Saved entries
— BEGIN —
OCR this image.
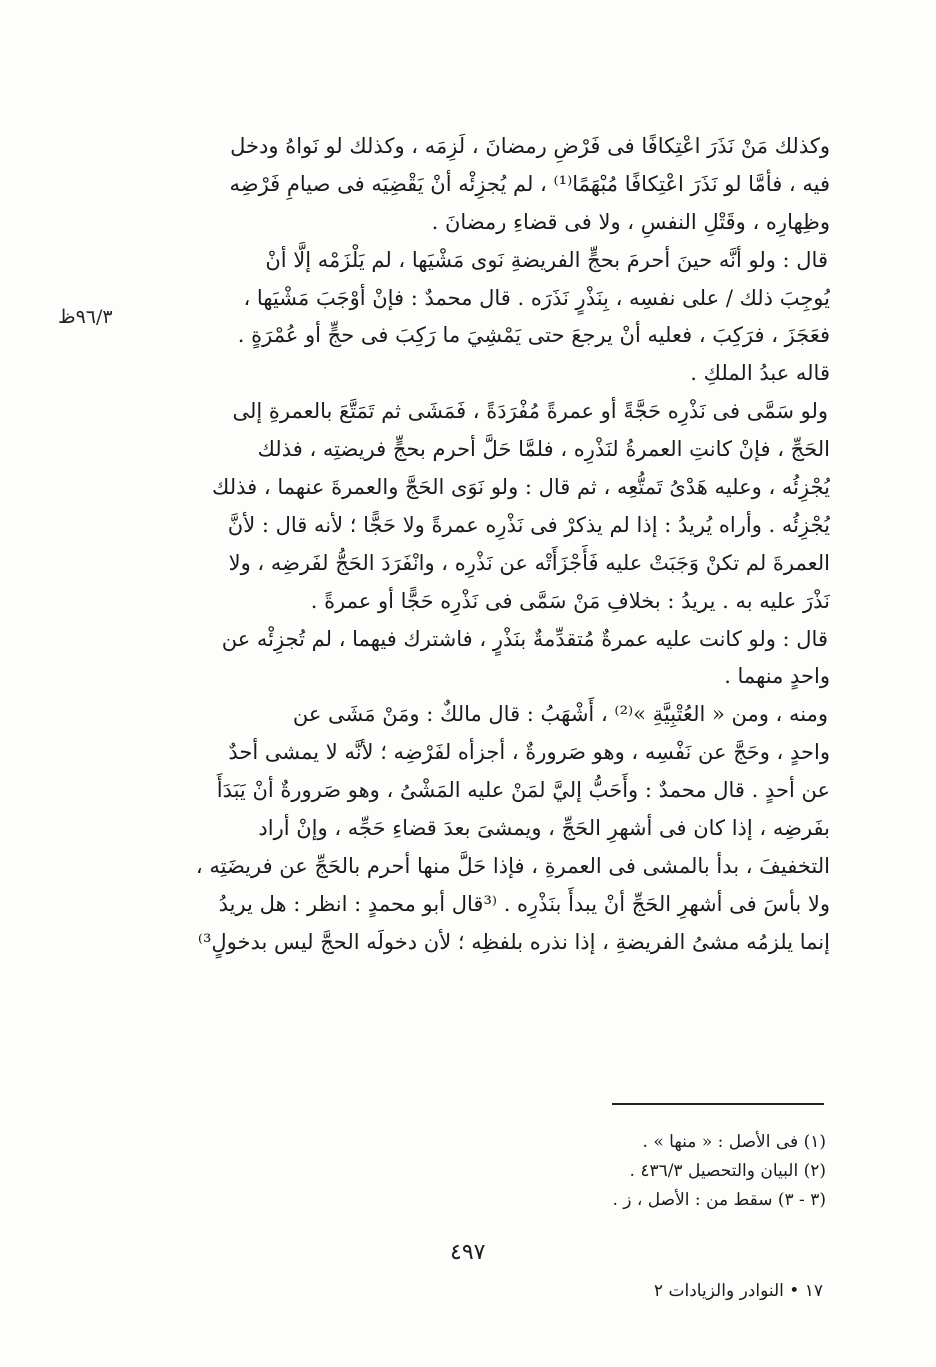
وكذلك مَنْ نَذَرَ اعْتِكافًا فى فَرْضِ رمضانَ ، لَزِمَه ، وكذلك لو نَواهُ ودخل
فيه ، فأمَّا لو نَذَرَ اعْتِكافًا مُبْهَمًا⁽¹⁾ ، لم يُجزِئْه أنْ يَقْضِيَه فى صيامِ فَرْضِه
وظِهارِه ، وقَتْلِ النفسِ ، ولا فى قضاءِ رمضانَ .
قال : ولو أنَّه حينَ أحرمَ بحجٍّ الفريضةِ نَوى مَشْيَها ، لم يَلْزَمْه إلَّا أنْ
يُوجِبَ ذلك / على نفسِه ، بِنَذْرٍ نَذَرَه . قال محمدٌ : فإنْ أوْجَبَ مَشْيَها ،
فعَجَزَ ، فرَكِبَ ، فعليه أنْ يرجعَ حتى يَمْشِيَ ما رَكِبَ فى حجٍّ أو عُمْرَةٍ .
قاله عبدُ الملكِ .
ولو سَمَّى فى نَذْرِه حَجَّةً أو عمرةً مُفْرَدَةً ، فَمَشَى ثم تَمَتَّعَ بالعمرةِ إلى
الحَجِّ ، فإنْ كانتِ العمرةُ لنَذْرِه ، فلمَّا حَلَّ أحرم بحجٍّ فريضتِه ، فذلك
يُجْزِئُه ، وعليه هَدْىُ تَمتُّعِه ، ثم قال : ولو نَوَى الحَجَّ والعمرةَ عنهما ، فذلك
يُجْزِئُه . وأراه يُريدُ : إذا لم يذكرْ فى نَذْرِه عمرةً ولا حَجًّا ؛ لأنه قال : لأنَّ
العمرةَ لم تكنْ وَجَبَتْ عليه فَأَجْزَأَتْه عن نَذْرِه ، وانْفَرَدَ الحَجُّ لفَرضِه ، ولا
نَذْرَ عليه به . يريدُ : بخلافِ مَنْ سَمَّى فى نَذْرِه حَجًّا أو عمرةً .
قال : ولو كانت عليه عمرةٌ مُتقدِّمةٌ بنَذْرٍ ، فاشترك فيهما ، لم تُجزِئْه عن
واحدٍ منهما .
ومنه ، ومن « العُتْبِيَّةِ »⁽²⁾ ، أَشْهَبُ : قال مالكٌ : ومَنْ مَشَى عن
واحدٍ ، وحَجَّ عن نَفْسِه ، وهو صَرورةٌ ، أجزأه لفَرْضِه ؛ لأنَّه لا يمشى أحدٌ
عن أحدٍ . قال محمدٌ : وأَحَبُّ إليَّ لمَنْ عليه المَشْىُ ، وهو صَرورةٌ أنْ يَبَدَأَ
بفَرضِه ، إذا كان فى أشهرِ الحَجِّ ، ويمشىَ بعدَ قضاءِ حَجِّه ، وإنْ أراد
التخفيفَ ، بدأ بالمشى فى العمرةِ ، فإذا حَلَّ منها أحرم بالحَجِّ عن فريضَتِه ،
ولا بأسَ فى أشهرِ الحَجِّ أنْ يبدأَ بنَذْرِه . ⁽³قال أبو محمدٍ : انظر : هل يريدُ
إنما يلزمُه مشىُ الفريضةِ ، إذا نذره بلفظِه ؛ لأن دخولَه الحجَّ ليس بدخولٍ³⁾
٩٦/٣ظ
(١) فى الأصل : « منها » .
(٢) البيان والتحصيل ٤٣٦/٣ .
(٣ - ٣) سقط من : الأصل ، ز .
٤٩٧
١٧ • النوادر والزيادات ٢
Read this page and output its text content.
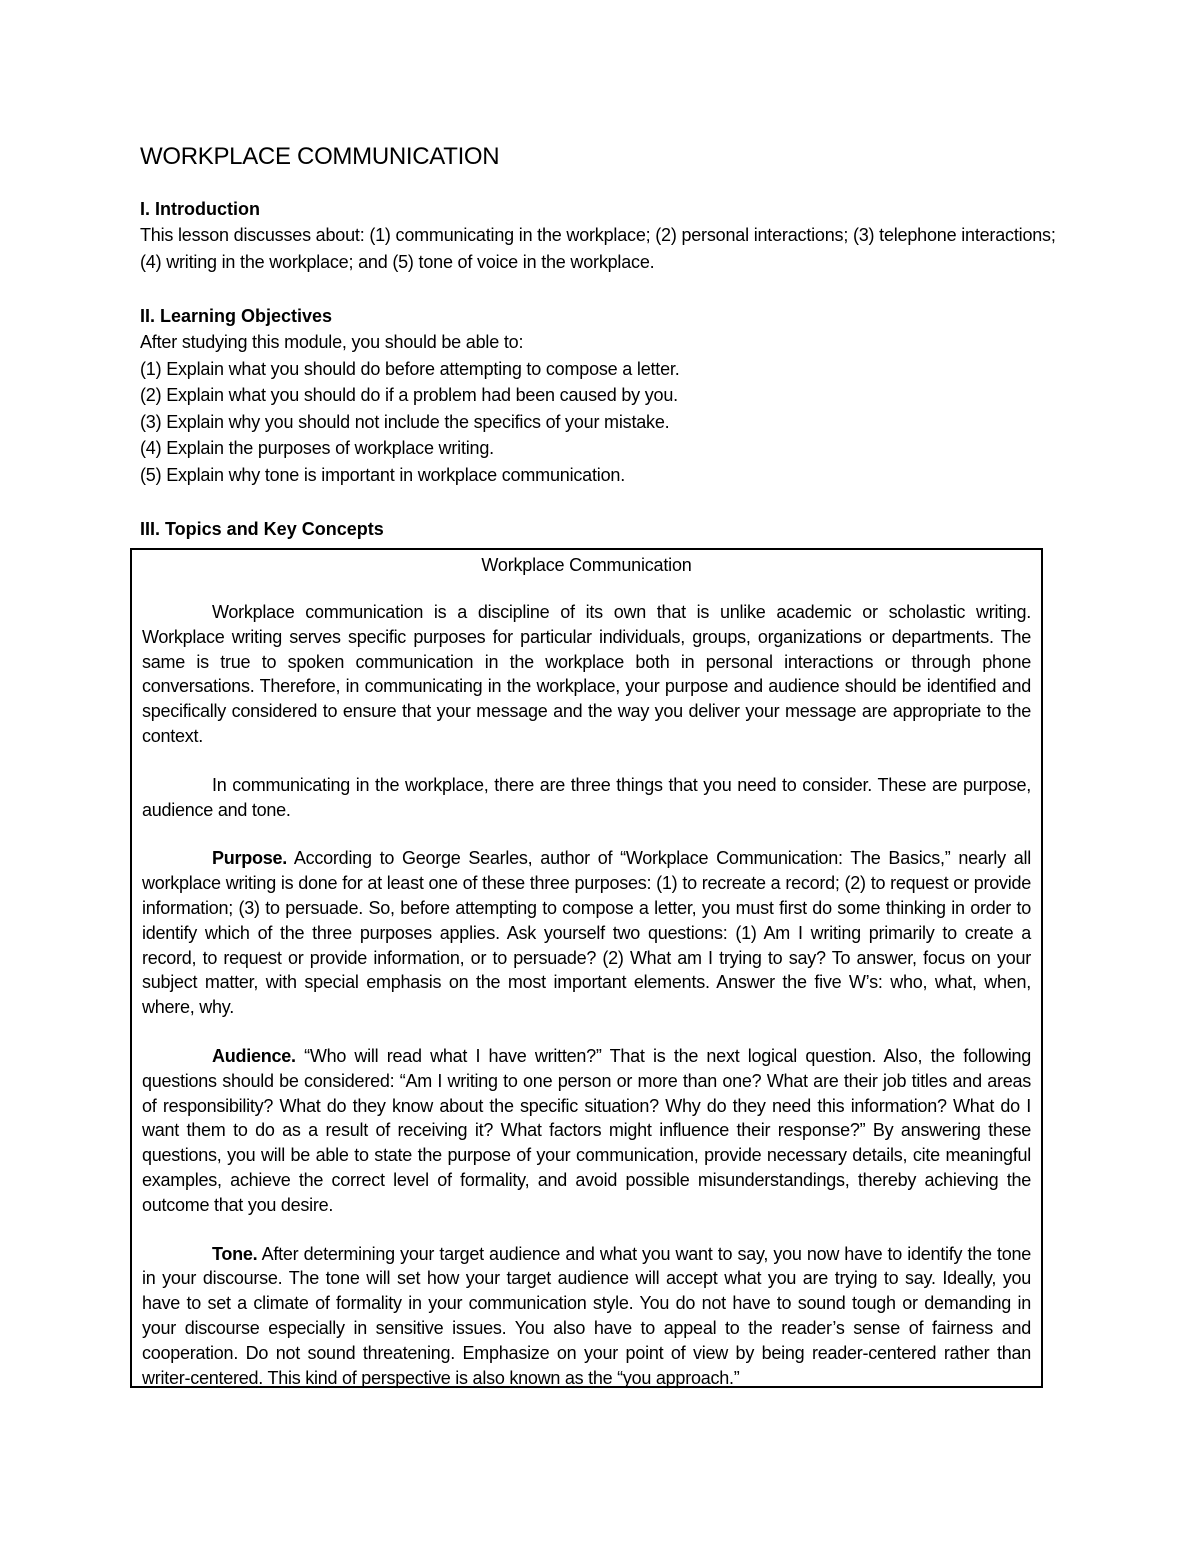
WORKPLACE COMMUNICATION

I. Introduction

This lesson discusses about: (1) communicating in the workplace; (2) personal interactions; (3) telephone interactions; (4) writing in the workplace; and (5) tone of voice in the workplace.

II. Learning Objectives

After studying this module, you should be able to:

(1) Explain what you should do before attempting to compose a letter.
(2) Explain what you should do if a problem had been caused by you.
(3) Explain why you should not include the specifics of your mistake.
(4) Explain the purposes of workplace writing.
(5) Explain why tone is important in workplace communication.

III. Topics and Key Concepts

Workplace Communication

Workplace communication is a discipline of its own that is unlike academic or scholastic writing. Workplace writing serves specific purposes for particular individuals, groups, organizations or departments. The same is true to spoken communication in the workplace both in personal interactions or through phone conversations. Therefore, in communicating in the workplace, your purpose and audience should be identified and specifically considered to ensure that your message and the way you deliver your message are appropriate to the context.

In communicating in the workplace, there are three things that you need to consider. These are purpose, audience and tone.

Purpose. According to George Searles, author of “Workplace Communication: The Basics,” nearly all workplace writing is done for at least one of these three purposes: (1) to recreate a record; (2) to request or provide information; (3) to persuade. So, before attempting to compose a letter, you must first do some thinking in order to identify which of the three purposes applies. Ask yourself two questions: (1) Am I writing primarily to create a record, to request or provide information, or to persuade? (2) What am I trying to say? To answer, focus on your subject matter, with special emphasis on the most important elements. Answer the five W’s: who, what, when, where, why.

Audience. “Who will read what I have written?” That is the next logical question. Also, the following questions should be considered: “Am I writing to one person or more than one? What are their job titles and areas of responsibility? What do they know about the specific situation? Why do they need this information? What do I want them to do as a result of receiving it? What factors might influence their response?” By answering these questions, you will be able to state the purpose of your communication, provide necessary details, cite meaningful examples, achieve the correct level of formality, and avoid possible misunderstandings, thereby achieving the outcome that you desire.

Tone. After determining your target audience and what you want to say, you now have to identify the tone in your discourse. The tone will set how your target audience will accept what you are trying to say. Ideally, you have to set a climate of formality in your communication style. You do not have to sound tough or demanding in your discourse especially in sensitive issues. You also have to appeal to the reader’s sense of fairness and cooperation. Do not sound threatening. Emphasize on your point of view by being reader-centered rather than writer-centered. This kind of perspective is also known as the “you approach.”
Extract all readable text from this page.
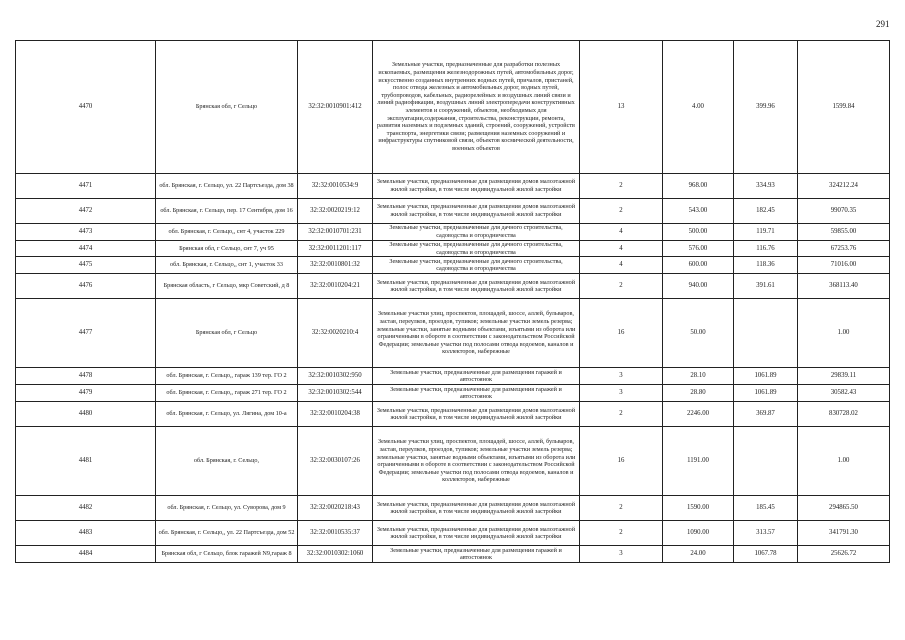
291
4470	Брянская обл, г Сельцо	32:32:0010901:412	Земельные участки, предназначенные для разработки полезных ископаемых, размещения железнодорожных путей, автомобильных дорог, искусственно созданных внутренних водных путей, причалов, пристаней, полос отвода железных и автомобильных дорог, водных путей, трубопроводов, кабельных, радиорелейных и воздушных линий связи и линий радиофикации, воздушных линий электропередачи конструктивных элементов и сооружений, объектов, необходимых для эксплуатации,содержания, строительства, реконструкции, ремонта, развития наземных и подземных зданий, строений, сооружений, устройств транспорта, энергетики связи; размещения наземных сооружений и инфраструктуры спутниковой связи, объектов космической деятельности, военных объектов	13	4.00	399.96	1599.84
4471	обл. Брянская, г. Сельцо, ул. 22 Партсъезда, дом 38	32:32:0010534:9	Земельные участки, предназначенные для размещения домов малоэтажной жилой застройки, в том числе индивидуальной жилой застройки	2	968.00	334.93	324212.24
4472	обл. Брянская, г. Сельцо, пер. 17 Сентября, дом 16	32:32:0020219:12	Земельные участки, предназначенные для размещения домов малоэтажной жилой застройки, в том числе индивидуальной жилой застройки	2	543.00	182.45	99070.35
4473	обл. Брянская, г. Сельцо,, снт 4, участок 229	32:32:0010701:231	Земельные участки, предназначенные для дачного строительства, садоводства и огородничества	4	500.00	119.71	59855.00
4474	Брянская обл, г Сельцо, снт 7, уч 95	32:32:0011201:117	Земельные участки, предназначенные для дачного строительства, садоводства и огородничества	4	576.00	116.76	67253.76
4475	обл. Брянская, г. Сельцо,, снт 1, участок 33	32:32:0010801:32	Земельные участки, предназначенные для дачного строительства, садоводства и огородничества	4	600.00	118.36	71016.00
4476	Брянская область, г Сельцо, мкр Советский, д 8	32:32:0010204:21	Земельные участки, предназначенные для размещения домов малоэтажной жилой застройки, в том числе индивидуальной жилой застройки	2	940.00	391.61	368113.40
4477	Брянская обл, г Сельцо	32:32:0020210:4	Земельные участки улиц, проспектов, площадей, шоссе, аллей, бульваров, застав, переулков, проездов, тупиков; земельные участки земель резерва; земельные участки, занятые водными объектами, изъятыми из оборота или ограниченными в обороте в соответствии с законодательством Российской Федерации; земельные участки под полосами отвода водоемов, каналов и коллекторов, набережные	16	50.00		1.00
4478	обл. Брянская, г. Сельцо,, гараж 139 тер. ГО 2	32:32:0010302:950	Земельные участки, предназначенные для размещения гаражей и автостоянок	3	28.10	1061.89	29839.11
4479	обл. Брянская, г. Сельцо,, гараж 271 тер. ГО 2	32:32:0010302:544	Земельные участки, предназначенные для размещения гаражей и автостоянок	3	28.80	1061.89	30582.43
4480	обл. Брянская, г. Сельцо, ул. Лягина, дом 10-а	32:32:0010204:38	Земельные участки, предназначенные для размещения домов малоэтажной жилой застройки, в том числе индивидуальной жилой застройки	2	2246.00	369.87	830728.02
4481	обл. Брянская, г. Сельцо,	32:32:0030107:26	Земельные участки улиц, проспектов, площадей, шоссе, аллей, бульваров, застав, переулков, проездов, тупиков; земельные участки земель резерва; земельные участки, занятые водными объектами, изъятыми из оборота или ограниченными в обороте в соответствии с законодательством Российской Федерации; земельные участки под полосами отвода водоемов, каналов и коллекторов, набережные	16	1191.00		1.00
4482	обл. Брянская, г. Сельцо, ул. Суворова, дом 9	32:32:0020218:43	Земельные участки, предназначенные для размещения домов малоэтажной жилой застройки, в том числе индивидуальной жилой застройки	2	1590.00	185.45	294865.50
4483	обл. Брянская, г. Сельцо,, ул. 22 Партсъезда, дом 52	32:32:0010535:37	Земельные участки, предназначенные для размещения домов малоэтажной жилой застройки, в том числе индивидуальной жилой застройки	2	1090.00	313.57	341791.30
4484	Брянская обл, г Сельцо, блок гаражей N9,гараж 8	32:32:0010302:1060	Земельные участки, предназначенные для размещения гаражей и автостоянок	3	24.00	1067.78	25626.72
— END —
● **GIVEN TASK**
Find every line in the records above that contains the word "رمضان", and copy each one.

● **EXERCISE RESPONSE**
وكذلك مَنْ نَذَرَ اعْتِكافًا فى فَرْضِ رمضانَ ، لَزِمَه ، وكذلك لو نَواهُ ودخل
وظِهارِه ، وقَتْلِ النفسِ ، ولا فى قضاءِ رمضانَ .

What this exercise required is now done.